»»

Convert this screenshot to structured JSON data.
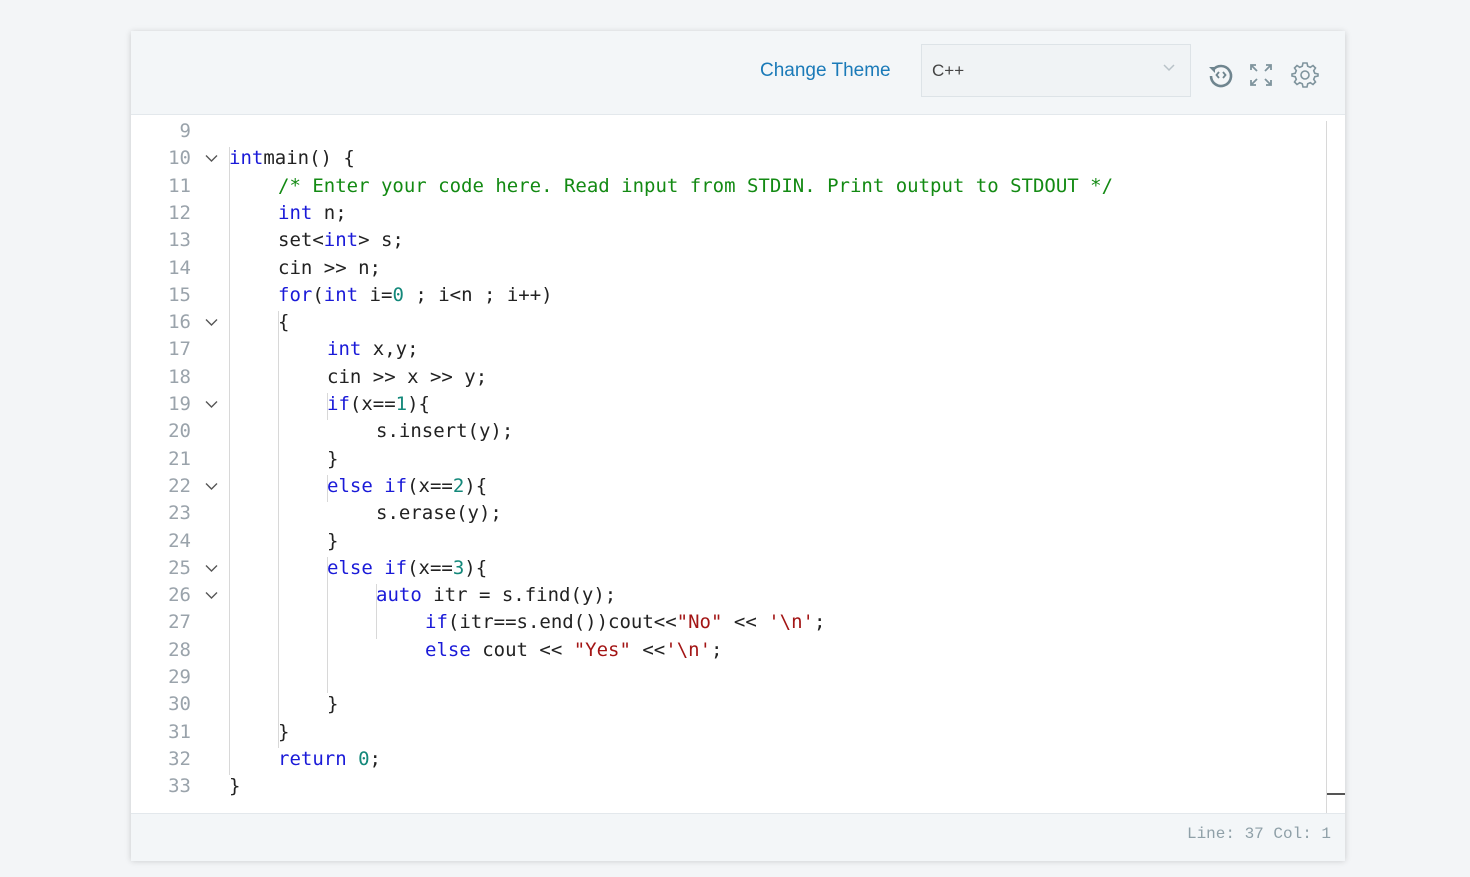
{
  "toolbar": {
    "change_theme_label": "Change Theme",
    "language_selected": "C++",
    "icons": [
      "restore-code-icon",
      "fullscreen-icon",
      "settings-gear-icon"
    ]
  },
  "editor": {
    "lines": [
      {
        "n": "9",
        "fold": false,
        "indent": 0,
        "tokens": []
      },
      {
        "n": "10",
        "fold": true,
        "indent": 0,
        "tokens": [
          [
            "kw",
            "int"
          ],
          [
            "",
            "main() {"
          ]
        ]
      },
      {
        "n": "11",
        "fold": false,
        "indent": 1,
        "tokens": [
          [
            "cm",
            "/* Enter your code here. Read input from STDIN. Print output to STDOUT */"
          ]
        ]
      },
      {
        "n": "12",
        "fold": false,
        "indent": 1,
        "tokens": [
          [
            "kw",
            "int"
          ],
          [
            "",
            " n;"
          ]
        ]
      },
      {
        "n": "13",
        "fold": false,
        "indent": 1,
        "tokens": [
          [
            "",
            "set<"
          ],
          [
            "kw",
            "int"
          ],
          [
            "",
            "> s;"
          ]
        ]
      },
      {
        "n": "14",
        "fold": false,
        "indent": 1,
        "tokens": [
          [
            "",
            "cin >> n;"
          ]
        ]
      },
      {
        "n": "15",
        "fold": false,
        "indent": 1,
        "tokens": [
          [
            "kw",
            "for"
          ],
          [
            "",
            "("
          ],
          [
            "kw",
            "int"
          ],
          [
            "",
            " i="
          ],
          [
            "num",
            "0"
          ],
          [
            "",
            " ; i<n ; i++)"
          ]
        ]
      },
      {
        "n": "16",
        "fold": true,
        "indent": 1,
        "tokens": [
          [
            "",
            "{"
          ]
        ]
      },
      {
        "n": "17",
        "fold": false,
        "indent": 2,
        "tokens": [
          [
            "kw",
            "int"
          ],
          [
            "",
            " x,y;"
          ]
        ]
      },
      {
        "n": "18",
        "fold": false,
        "indent": 2,
        "tokens": [
          [
            "",
            "cin >> x >> y;"
          ]
        ]
      },
      {
        "n": "19",
        "fold": true,
        "indent": 2,
        "tokens": [
          [
            "kw",
            "if"
          ],
          [
            "",
            "(x=="
          ],
          [
            "num",
            "1"
          ],
          [
            "",
            "){"
          ]
        ]
      },
      {
        "n": "20",
        "fold": false,
        "indent": 3,
        "tokens": [
          [
            "",
            "s.insert(y);"
          ]
        ]
      },
      {
        "n": "21",
        "fold": false,
        "indent": 2,
        "tokens": [
          [
            "",
            "}"
          ]
        ]
      },
      {
        "n": "22",
        "fold": true,
        "indent": 2,
        "tokens": [
          [
            "kw",
            "else if"
          ],
          [
            "",
            "(x=="
          ],
          [
            "num",
            "2"
          ],
          [
            "",
            "){"
          ]
        ]
      },
      {
        "n": "23",
        "fold": false,
        "indent": 3,
        "tokens": [
          [
            "",
            "s.erase(y);"
          ]
        ]
      },
      {
        "n": "24",
        "fold": false,
        "indent": 2,
        "tokens": [
          [
            "",
            "}"
          ]
        ]
      },
      {
        "n": "25",
        "fold": true,
        "indent": 2,
        "tokens": [
          [
            "kw",
            "else if"
          ],
          [
            "",
            "(x=="
          ],
          [
            "num",
            "3"
          ],
          [
            "",
            "){"
          ]
        ]
      },
      {
        "n": "26",
        "fold": true,
        "indent": 3,
        "tokens": [
          [
            "kw",
            "auto"
          ],
          [
            "",
            " itr = s.find(y);"
          ]
        ]
      },
      {
        "n": "27",
        "fold": false,
        "indent": 4,
        "tokens": [
          [
            "kw",
            "if"
          ],
          [
            "",
            "(itr==s.end())cout<<"
          ],
          [
            "str",
            "\"No\""
          ],
          [
            "",
            " << "
          ],
          [
            "str",
            "'\\n'"
          ],
          [
            "",
            ";"
          ]
        ]
      },
      {
        "n": "28",
        "fold": false,
        "indent": 4,
        "tokens": [
          [
            "kw",
            "else"
          ],
          [
            "",
            " cout << "
          ],
          [
            "str",
            "\"Yes\""
          ],
          [
            "",
            " <<"
          ],
          [
            "str",
            "'\\n'"
          ],
          [
            "",
            ";"
          ]
        ]
      },
      {
        "n": "29",
        "fold": false,
        "indent": 0,
        "tokens": []
      },
      {
        "n": "30",
        "fold": false,
        "indent": 2,
        "tokens": [
          [
            "",
            "}"
          ]
        ]
      },
      {
        "n": "31",
        "fold": false,
        "indent": 1,
        "tokens": [
          [
            "",
            "}"
          ]
        ]
      },
      {
        "n": "32",
        "fold": false,
        "indent": 1,
        "tokens": [
          [
            "kw",
            "return"
          ],
          [
            "",
            " "
          ],
          [
            "num",
            "0"
          ],
          [
            "",
            ";"
          ]
        ]
      },
      {
        "n": "33",
        "fold": false,
        "indent": 0,
        "tokens": [
          [
            "",
            "}"
          ]
        ]
      }
    ]
  },
  "status": {
    "cursor_text": "Line: 37 Col: 1"
  }
}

««

* Exercise requirements: Set down the material above as is, without any pictures.

* Written solution:
Convert this screenshot to structured JSON data.
{
  "toolbar": {
    "change_theme_label": "Change Theme",
    "language_selected": "C++",
    "icons": [
      "restore-code-icon",
      "fullscreen-icon",
      "settings-gear-icon"
    ]
  },
  "editor": {
    "lines": [
      {
        "n": "9",
        "fold": false,
        "indent": 0,
        "tokens": []
      },
      {
        "n": "10",
        "fold": true,
        "indent": 0,
        "tokens": [
          [
            "kw",
            "int"
          ],
          [
            "",
            "main() {"
          ]
        ]
      },
      {
        "n": "11",
        "fold": false,
        "indent": 1,
        "tokens": [
          [
            "cm",
            "/* Enter your code here. Read input from STDIN. Print output to STDOUT */"
          ]
        ]
      },
      {
        "n": "12",
        "fold": false,
        "indent": 1,
        "tokens": [
          [
            "kw",
            "int"
          ],
          [
            "",
            " n;"
          ]
        ]
      },
      {
        "n": "13",
        "fold": false,
        "indent": 1,
        "tokens": [
          [
            "",
            "set<"
          ],
          [
            "kw",
            "int"
          ],
          [
            "",
            "> s;"
          ]
        ]
      },
      {
        "n": "14",
        "fold": false,
        "indent": 1,
        "tokens": [
          [
            "",
            "cin >> n;"
          ]
        ]
      },
      {
        "n": "15",
        "fold": false,
        "indent": 1,
        "tokens": [
          [
            "kw",
            "for"
          ],
          [
            "",
            "("
          ],
          [
            "kw",
            "int"
          ],
          [
            "",
            " i="
          ],
          [
            "num",
            "0"
          ],
          [
            "",
            " ; i<n ; i++)"
          ]
        ]
      },
      {
        "n": "16",
        "fold": true,
        "indent": 1,
        "tokens": [
          [
            "",
            "{"
          ]
        ]
      },
      {
        "n": "17",
        "fold": false,
        "indent": 2,
        "tokens": [
          [
            "kw",
            "int"
          ],
          [
            "",
            " x,y;"
          ]
        ]
      },
      {
        "n": "18",
        "fold": false,
        "indent": 2,
        "tokens": [
          [
            "",
            "cin >> x >> y;"
          ]
        ]
      },
      {
        "n": "19",
        "fold": true,
        "indent": 2,
        "tokens": [
          [
            "kw",
            "if"
          ],
          [
            "",
            "(x=="
          ],
          [
            "num",
            "1"
          ],
          [
            "",
            "){"
          ]
        ]
      },
      {
        "n": "20",
        "fold": false,
        "indent": 3,
        "tokens": [
          [
            "",
            "s.insert(y);"
          ]
        ]
      },
      {
        "n": "21",
        "fold": false,
        "indent": 2,
        "tokens": [
          [
            "",
            "}"
          ]
        ]
      },
      {
        "n": "22",
        "fold": true,
        "indent": 2,
        "tokens": [
          [
            "kw",
            "else if"
          ],
          [
            "",
            "(x=="
          ],
          [
            "num",
            "2"
          ],
          [
            "",
            "){"
          ]
        ]
      },
      {
        "n": "23",
        "fold": false,
        "indent": 3,
        "tokens": [
          [
            "",
            "s.erase(y);"
          ]
        ]
      },
      {
        "n": "24",
        "fold": false,
        "indent": 2,
        "tokens": [
          [
            "",
            "}"
          ]
        ]
      },
      {
        "n": "25",
        "fold": true,
        "indent": 2,
        "tokens": [
          [
            "kw",
            "else if"
          ],
          [
            "",
            "(x=="
          ],
          [
            "num",
            "3"
          ],
          [
            "",
            "){"
          ]
        ]
      },
      {
        "n": "26",
        "fold": true,
        "indent": 3,
        "tokens": [
          [
            "kw",
            "auto"
          ],
          [
            "",
            " itr = s.find(y);"
          ]
        ]
      },
      {
        "n": "27",
        "fold": false,
        "indent": 4,
        "tokens": [
          [
            "kw",
            "if"
          ],
          [
            "",
            "(itr==s.end())cout<<"
          ],
          [
            "str",
            "\"No\""
          ],
          [
            "",
            " << "
          ],
          [
            "str",
            "'\\n'"
          ],
          [
            "",
            ";"
          ]
        ]
      },
      {
        "n": "28",
        "fold": false,
        "indent": 4,
        "tokens": [
          [
            "kw",
            "else"
          ],
          [
            "",
            " cout << "
          ],
          [
            "str",
            "\"Yes\""
          ],
          [
            "",
            " <<"
          ],
          [
            "str",
            "'\\n'"
          ],
          [
            "",
            ";"
          ]
        ]
      },
      {
        "n": "29",
        "fold": false,
        "indent": 0,
        "tokens": []
      },
      {
        "n": "30",
        "fold": false,
        "indent": 2,
        "tokens": [
          [
            "",
            "}"
          ]
        ]
      },
      {
        "n": "31",
        "fold": false,
        "indent": 1,
        "tokens": [
          [
            "",
            "}"
          ]
        ]
      },
      {
        "n": "32",
        "fold": false,
        "indent": 1,
        "tokens": [
          [
            "kw",
            "return"
          ],
          [
            "",
            " "
          ],
          [
            "num",
            "0"
          ],
          [
            "",
            ";"
          ]
        ]
      },
      {
        "n": "33",
        "fold": false,
        "indent": 0,
        "tokens": [
          [
            "",
            "}"
          ]
        ]
      }
    ]
  },
  "status": {
    "cursor_text": "Line: 37 Col: 1"
  }
}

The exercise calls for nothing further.